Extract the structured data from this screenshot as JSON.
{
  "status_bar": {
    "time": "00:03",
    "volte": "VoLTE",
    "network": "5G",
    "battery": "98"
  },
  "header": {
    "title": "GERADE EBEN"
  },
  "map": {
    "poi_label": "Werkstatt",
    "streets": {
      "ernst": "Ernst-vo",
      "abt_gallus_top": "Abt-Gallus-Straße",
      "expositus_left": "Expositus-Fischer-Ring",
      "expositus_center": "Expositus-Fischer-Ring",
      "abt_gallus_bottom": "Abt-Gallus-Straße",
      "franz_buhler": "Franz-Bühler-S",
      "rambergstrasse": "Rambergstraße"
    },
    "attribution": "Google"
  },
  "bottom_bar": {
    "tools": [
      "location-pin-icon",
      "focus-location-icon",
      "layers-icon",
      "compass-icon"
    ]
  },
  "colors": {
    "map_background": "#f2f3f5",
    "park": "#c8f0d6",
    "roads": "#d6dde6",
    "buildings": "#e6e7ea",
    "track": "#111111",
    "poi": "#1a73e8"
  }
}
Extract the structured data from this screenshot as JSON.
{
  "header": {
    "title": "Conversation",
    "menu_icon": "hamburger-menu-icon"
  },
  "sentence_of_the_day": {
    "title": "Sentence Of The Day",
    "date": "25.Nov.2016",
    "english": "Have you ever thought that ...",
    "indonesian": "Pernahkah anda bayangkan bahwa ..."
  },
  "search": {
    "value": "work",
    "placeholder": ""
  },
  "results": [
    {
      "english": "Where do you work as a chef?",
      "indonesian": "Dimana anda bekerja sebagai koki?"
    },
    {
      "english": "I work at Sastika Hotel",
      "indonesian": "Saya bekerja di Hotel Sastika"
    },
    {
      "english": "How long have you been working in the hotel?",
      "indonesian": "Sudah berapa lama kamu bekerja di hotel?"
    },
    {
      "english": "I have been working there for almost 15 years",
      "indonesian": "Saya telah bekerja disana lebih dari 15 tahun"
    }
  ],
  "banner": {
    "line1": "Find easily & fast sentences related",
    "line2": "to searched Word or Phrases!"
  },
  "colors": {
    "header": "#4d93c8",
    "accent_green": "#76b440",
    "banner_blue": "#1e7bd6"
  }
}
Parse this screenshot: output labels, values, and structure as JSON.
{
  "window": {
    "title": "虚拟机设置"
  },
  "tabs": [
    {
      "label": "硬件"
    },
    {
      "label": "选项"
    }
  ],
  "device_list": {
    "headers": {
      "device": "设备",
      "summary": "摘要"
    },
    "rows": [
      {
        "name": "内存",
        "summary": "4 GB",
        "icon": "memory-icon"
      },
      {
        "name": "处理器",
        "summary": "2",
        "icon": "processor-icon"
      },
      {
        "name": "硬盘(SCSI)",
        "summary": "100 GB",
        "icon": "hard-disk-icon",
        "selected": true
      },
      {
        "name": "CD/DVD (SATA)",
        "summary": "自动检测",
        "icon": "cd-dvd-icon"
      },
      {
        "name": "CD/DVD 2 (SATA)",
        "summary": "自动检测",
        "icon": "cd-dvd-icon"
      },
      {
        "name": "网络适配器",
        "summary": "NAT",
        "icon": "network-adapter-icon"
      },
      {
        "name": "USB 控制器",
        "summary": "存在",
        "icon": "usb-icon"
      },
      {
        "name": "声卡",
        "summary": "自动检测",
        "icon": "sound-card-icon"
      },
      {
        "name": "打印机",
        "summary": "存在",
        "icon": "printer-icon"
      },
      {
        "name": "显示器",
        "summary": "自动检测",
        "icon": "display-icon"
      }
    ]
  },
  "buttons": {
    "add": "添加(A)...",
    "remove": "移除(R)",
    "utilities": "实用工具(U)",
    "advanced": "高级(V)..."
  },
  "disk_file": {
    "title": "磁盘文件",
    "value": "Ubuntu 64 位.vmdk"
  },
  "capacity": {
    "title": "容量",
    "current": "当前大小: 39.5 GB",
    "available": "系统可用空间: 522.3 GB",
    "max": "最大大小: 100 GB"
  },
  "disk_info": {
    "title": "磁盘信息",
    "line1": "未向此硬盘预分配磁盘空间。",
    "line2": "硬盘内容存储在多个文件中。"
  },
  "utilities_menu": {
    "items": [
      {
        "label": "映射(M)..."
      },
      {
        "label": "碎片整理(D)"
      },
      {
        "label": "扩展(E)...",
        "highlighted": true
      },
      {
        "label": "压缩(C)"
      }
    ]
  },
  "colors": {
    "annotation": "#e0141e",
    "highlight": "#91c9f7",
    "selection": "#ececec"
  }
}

The task: Display every line of the listing that contains the string "indonesian".

Task answer:
    "indonesian": "Pernahkah anda bayangkan bahwa ..."
      "indonesian": "Dimana anda bekerja sebagai koki?"
      "indonesian": "Saya bekerja di Hotel Sastika"
      "indonesian": "Sudah berapa lama kamu bekerja di hotel?"
      "indonesian": "Saya telah bekerja disana lebih dari 15 tahun"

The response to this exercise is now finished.